*AIM OF THE EXERCISE*
Omit every picture, then give all the entries again exactly.

*DATASET RECORDS*
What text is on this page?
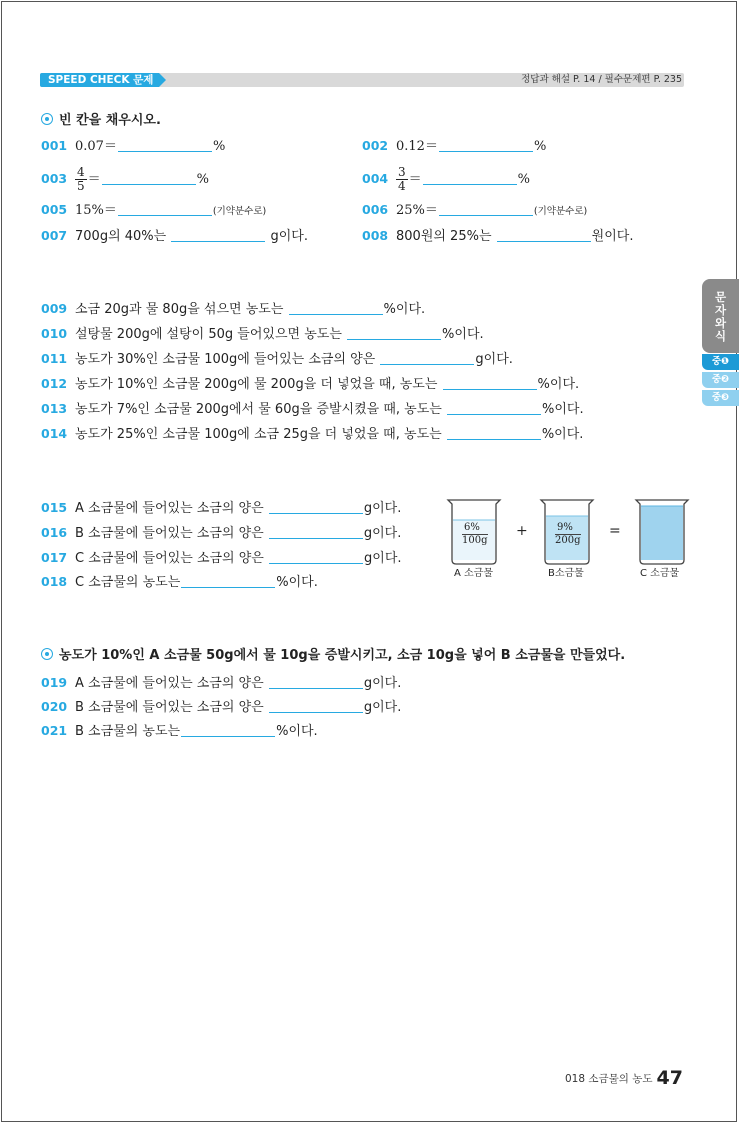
SPEED CHECK 문제	정답과 해설 P. 14 / 필수문제편 P. 235
빈 칸을 채우시오.
001 0.07＝	%	002 0.12＝	%
$003 \frac{4}{5}$ ＝	%	$004 \frac{3}{4}$ ＝	%
005 15%＝	(기약분수로)	006 25%＝	(기약분수로)
007 700g의 40%는	g이다.	008 800원의 25%는	원이다.
009 소금 20g과 물 80g을 섞으면 농도는	%이다.
010 설탕물 200g에 설탕이 50g 들어있으면 농도는	%이다.
011 농도가 30%인 소금물 100g에 들어있는 소금의 양은	g이다.
012 농도가 10%인 소금물 200g에 물 200g을 더 넣었을 때, 농도는	%이다.
013 농도가 7%인 소금물 200g에서 물 60g을 증발시켰을 때, 농도는	%이다.
014 농도가 25%인 소금물 100g에 소금 25g을 더 넣었을 때, 농도는	%이다.
015 A 소금물에 들어있는 소금의 양은	g이다.
016 B 소금물에 들어있는 소금의 양은	g이다.
017 C 소금물에 들어있는 소금의 양은	g이다.
018 C 소금물의 농도는	%이다.
6%
100g
9%
200g
+	=
A 소금물	B소금물	C 소금물
농도가 10%인 A 소금물 50g에서 물 10g을 증발시키고, 소금 10g을 넣어 B 소금물을 만들었다.
019 A 소금물에 들어있는 소금의 양은	g이다.
020 B 소금물에 들어있는 소금의 양은	g이다.
021 B 소금물의 농도는	%이다.
문
자
와
식
중❶
중❷
중❸
018 소금물의 농도 47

*TASK RESPONSE*
What text is on this page?
SPEED CHECK 문제	정답과 해설 P. 14 / 필수문제편 P. 235
빈 칸을 채우시오.
001 0.07＝	%	002 0.12＝	%
$003 \frac{4}{5}$ ＝	%	$004 \frac{3}{4}$ ＝	%
005 15%＝	(기약분수로)	006 25%＝	(기약분수로)
007 700g의 40%는	g이다.	008 800원의 25%는	원이다.
009 소금 20g과 물 80g을 섞으면 농도는	%이다.
010 설탕물 200g에 설탕이 50g 들어있으면 농도는	%이다.
011 농도가 30%인 소금물 100g에 들어있는 소금의 양은	g이다.
012 농도가 10%인 소금물 200g에 물 200g을 더 넣었을 때, 농도는	%이다.
013 농도가 7%인 소금물 200g에서 물 60g을 증발시켰을 때, 농도는	%이다.
014 농도가 25%인 소금물 100g에 소금 25g을 더 넣었을 때, 농도는	%이다.
015 A 소금물에 들어있는 소금의 양은	g이다.
016 B 소금물에 들어있는 소금의 양은	g이다.
017 C 소금물에 들어있는 소금의 양은	g이다.
018 C 소금물의 농도는	%이다.
6%
100g
9%
200g
+	=
A 소금물	B소금물	C 소금물
농도가 10%인 A 소금물 50g에서 물 10g을 증발시키고, 소금 10g을 넣어 B 소금물을 만들었다.
019 A 소금물에 들어있는 소금의 양은	g이다.
020 B 소금물에 들어있는 소금의 양은	g이다.
021 B 소금물의 농도는	%이다.
문
자
와
식
중❶
중❷
중❸
018 소금물의 농도 47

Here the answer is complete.